Week 11 entry...

Jan 23, 2012 18:36



Almost everyone has tales of the coincidences that arise from "If I'd only left a few minutes earlier" or "If I'd taken the bus instead of my bike" and so on -- moments that wouldn't have happened with a different seemingly-inconsequential decision. For my own part, a simple decision of where to stay for the night led to hearing one of the most memorable stories I've ever heard.

My husband and I were on a vacation several years ago, heading out to Yellowstone National Park and the surrounding area for a couple weeks. At one point, we found ourselves at a local motel in Sherdian, WY; we'd considered pushing on a little further, but decided there was really no reason to drive into the late evening hours. We were on vacation, after all! We didn't need to push it. So, we grabbed a quick dinner at the nearby cafe, got a decent night's sleep, and then woke early to start our drive the next day.

It was too early for the hotel's donuts and juice, sadly, so I went down to check out at the front desk while my husband took our two larger bags straight to the truck. I joined him in a minute, handing him my laptop bag that I'd been carrying. As he rummaged around in the back, shifting things here and there (we were camping part of the time, so we had a tent and supplies for that as well), I crossed the parking lot to the back edge, which butted up against a large field. (Well, most of Wyoming could be classified as a 'large field', but that is neither here nor there.)

▶ _Instructions to follow_:
Transcribe the Week 11 entry word for word, starting with the passage that opens with "My husband and" and ending with "the next day.".

▶ _Stored data_:
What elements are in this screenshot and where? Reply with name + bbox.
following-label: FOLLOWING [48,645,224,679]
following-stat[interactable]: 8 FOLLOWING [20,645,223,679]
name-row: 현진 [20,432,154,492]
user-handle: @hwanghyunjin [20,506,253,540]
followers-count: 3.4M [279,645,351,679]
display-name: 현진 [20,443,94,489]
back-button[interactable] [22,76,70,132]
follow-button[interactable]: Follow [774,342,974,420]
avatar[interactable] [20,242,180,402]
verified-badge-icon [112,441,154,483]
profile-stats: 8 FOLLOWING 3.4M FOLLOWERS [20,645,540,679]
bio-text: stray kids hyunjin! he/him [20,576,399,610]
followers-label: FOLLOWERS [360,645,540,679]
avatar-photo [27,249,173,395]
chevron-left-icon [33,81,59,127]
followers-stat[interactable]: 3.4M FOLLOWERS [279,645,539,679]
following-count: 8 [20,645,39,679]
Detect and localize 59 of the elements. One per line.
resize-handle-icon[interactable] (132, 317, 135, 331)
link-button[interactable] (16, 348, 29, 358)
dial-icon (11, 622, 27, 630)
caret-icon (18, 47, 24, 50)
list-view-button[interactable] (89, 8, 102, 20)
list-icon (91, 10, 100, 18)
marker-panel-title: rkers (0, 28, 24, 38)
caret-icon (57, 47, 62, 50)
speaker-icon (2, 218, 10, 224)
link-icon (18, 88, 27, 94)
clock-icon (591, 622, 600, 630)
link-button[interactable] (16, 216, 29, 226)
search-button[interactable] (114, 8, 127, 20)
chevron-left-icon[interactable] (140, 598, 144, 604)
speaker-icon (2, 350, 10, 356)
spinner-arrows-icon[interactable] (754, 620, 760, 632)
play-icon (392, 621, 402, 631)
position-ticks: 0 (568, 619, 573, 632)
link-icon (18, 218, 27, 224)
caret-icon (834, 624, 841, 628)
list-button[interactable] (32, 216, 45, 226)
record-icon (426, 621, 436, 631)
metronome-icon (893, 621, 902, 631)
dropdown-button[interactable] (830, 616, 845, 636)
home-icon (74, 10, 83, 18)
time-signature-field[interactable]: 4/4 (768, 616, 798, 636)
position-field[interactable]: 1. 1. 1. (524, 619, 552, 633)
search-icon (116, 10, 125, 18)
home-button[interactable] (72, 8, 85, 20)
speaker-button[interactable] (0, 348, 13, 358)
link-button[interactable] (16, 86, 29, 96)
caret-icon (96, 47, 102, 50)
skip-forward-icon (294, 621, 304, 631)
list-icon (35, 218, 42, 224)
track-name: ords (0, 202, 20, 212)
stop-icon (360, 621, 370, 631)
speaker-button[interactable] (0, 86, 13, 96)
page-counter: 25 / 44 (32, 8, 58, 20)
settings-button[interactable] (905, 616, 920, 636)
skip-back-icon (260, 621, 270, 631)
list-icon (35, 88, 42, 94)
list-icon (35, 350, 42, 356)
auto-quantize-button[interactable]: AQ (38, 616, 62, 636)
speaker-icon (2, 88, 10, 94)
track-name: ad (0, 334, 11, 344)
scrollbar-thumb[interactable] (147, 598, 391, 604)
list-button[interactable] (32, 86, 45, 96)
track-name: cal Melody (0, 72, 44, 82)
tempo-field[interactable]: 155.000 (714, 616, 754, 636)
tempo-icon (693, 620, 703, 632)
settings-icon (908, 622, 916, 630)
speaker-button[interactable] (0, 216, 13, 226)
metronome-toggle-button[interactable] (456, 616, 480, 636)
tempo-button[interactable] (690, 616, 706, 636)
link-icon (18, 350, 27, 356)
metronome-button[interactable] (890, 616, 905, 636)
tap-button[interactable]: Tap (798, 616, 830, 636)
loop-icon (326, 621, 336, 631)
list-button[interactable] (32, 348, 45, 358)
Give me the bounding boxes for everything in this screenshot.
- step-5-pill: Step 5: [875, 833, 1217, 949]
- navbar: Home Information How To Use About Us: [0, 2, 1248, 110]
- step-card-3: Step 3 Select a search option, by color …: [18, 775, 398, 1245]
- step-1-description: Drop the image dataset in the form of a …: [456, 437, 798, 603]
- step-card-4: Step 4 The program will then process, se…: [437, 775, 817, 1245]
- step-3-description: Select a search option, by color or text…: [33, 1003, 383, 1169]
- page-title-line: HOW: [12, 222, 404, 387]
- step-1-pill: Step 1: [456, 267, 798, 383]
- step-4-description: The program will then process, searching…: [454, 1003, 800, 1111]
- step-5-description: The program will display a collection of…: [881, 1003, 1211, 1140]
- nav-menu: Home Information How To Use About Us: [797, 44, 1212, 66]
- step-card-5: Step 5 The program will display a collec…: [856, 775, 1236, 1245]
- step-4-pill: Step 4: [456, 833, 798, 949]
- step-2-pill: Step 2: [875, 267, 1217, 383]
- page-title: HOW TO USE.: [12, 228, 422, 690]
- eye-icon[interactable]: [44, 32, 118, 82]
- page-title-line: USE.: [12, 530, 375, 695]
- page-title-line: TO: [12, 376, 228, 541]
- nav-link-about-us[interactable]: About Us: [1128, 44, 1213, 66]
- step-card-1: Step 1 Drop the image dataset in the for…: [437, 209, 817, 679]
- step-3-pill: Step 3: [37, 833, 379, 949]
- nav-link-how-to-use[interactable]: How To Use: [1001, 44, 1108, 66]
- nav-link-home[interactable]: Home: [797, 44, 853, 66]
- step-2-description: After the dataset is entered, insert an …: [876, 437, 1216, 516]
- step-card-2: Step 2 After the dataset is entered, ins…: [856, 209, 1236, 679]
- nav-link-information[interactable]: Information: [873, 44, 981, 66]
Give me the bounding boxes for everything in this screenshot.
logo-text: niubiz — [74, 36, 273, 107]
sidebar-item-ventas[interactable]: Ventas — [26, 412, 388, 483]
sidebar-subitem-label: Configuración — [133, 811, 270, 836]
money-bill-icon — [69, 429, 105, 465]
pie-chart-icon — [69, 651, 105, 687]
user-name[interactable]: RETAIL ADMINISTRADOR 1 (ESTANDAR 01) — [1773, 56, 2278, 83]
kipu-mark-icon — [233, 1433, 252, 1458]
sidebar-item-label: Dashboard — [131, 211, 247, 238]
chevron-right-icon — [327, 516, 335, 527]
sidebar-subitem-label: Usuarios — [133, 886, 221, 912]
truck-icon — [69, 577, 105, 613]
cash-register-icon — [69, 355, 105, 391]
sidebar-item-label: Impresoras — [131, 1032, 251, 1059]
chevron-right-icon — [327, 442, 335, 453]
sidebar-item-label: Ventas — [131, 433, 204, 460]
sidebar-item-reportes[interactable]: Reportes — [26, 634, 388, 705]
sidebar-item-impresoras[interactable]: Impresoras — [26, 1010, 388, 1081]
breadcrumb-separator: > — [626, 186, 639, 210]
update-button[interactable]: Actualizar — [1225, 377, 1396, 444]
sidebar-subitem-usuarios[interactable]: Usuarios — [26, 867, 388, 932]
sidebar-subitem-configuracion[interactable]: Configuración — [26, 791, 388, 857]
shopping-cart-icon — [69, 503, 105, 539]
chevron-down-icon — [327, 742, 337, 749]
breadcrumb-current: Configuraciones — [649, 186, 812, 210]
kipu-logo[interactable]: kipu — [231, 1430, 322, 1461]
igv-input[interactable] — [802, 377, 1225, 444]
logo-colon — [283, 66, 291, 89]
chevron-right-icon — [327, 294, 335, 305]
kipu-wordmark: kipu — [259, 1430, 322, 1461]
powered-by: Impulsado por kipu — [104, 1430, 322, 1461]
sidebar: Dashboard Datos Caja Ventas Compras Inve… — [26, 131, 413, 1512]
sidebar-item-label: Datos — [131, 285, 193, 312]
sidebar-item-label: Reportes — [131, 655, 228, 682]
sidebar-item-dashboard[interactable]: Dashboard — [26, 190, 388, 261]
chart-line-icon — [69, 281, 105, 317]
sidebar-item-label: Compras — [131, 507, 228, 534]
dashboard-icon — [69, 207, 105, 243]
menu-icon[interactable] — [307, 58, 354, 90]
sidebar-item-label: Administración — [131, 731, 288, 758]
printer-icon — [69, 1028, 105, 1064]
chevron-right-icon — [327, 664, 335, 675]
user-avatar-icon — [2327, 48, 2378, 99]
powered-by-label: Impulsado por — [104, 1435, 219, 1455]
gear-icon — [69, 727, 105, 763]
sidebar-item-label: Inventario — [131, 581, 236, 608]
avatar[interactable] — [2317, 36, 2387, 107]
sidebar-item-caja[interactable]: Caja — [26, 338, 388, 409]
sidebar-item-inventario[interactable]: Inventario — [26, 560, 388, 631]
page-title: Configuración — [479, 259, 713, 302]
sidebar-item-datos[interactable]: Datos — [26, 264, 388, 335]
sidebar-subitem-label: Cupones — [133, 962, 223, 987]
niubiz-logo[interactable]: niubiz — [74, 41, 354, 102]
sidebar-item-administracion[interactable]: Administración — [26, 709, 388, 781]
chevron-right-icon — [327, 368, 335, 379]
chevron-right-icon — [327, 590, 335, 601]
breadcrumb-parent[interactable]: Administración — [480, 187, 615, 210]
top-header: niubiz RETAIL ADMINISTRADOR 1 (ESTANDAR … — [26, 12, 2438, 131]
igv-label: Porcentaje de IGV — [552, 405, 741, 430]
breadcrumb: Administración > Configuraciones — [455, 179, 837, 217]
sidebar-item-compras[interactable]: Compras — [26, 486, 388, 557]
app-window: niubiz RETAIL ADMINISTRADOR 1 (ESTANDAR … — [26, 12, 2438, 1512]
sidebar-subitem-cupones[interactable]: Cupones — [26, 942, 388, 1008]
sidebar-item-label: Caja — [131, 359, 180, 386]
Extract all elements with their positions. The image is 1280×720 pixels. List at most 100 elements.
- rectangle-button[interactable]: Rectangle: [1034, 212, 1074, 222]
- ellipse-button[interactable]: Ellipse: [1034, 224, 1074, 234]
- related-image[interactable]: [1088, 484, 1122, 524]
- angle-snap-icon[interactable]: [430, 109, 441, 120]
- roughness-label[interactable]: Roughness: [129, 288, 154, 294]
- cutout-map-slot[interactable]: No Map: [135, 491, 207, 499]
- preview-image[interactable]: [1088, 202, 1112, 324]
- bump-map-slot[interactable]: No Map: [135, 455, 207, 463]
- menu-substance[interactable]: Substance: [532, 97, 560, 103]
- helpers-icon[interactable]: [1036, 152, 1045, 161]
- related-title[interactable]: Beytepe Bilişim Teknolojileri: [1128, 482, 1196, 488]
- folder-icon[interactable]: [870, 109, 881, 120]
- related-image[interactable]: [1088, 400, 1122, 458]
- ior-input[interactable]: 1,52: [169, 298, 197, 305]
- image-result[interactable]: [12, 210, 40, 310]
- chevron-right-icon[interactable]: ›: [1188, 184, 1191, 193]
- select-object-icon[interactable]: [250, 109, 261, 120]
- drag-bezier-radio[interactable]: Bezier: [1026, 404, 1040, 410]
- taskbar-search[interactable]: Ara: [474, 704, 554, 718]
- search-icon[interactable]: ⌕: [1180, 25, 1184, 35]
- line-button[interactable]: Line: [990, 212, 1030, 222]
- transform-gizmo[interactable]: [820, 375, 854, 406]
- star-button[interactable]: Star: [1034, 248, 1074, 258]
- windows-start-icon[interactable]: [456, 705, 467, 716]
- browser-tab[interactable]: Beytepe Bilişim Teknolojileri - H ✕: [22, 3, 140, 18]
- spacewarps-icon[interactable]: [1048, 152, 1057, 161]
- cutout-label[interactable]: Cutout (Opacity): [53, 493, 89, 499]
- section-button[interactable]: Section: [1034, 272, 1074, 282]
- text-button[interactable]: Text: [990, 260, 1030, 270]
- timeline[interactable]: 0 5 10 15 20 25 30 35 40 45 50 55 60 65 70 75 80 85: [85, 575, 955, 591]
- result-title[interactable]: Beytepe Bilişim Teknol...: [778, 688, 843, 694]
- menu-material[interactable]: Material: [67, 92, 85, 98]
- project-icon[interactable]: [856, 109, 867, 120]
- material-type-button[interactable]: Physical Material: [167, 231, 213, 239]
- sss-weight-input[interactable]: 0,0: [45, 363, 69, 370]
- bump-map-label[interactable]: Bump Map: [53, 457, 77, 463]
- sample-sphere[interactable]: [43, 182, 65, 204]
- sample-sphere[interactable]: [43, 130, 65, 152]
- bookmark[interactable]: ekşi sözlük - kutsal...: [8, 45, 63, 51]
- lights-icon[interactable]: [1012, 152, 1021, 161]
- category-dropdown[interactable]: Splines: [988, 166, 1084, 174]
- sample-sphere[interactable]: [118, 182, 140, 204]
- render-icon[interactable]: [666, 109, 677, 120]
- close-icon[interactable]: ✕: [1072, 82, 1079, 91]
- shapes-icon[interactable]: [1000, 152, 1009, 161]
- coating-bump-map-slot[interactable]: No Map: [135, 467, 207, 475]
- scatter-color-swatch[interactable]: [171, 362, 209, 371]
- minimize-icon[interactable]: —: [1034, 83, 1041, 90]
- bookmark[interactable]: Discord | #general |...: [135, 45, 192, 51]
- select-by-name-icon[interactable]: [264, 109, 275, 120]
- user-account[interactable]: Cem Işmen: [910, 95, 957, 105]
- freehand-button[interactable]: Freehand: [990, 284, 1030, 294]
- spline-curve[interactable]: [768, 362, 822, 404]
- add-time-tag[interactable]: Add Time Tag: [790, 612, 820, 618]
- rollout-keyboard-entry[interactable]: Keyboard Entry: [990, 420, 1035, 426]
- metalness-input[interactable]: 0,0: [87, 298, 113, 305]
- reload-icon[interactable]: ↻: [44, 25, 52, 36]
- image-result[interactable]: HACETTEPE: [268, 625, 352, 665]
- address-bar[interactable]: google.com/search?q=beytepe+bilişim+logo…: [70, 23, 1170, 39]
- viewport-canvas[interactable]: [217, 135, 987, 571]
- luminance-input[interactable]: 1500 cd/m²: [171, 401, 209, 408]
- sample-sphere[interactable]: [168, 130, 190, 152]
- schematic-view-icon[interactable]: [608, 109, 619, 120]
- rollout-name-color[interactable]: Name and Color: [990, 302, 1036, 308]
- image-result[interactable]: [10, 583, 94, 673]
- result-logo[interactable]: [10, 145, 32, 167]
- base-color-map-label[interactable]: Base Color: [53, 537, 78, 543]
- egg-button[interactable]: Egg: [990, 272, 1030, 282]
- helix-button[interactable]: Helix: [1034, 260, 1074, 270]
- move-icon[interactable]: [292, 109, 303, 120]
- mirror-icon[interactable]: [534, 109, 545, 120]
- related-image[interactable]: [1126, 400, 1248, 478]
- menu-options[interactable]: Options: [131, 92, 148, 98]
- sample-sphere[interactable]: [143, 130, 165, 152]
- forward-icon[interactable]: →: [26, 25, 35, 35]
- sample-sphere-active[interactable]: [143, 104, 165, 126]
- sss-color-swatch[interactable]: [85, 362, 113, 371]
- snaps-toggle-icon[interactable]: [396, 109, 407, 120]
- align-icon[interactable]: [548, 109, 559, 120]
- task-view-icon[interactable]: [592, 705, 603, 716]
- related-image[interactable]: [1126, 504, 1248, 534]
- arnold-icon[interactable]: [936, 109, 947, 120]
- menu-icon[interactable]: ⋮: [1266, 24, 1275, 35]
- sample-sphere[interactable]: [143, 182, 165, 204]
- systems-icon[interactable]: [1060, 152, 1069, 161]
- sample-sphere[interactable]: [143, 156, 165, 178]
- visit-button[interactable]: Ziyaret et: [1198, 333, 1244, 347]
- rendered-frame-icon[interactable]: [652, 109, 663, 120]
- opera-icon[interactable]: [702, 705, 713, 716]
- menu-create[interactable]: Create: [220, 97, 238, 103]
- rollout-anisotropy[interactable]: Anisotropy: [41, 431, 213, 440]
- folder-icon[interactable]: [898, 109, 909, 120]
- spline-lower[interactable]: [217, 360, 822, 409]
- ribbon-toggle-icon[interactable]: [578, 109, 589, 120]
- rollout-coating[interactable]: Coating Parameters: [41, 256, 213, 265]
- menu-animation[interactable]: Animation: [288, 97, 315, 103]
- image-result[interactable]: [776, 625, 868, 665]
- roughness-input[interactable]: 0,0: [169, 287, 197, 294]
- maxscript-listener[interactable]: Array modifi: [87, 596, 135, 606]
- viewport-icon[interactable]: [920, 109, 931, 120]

▶ _Solved problem_:
My husband and I were on a vacation several years ago, heading out to Yellowstone National Park and the surrounding area for a couple weeks. At one point, we found ourselves at a local motel in Sherdian, WY; we'd considered pushing on a little further, but decided there was really no reason to drive into the late evening hours. We were on vacation, after all! We didn't need to push it. So, we grabbed a quick dinner at the nearby cafe, got a decent night's sleep, and then woke early to start our drive the next day.